::: DATA PROVIDED

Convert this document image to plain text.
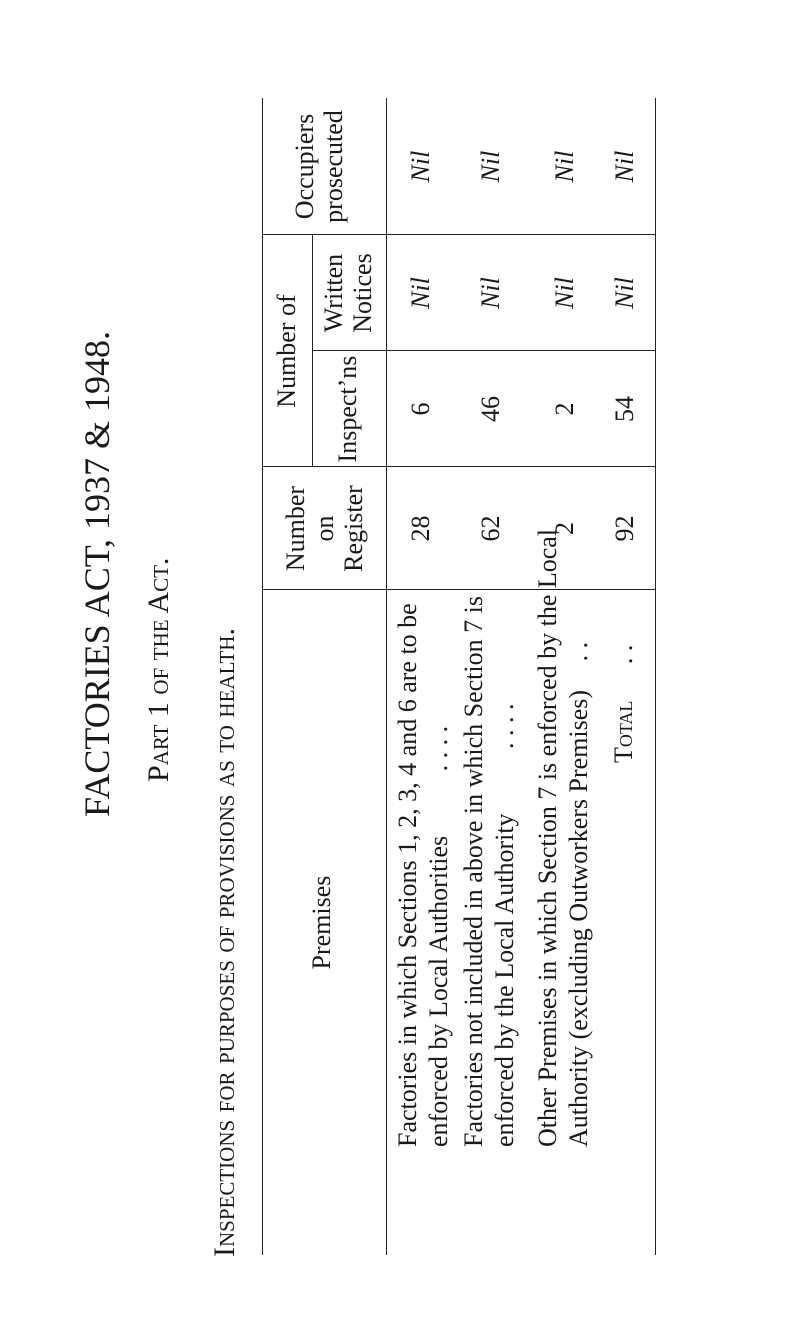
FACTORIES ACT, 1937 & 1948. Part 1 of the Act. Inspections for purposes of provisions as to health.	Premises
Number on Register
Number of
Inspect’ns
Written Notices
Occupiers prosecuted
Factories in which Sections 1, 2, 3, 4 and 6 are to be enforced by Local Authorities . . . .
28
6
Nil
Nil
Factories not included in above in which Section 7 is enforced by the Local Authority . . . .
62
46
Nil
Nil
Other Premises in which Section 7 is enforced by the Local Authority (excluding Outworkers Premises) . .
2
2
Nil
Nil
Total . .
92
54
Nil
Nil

::::::
::: DATA PROVIDED

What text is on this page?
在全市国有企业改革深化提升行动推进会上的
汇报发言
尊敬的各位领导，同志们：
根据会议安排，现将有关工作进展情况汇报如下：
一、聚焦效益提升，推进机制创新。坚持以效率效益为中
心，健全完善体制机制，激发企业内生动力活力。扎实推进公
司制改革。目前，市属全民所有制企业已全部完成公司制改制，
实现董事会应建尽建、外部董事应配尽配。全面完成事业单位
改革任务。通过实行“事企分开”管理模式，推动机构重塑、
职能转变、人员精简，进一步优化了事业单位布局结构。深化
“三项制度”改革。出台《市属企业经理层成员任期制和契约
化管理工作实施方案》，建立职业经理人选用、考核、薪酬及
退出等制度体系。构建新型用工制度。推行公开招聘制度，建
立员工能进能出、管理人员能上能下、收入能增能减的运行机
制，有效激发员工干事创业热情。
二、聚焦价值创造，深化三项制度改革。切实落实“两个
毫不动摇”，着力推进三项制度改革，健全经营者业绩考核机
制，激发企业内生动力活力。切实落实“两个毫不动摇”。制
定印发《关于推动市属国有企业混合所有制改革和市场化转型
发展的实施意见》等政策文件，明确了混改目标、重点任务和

::::::

WHAT TO DO. Sift through the entries and copy every line with "激发企业内生动力活力".

REPLY.
心，健全完善体制机制，激发企业内生动力活力。扎实推进公
制，激发企业内生动力活力。切实落实“两个毫不动摇”。制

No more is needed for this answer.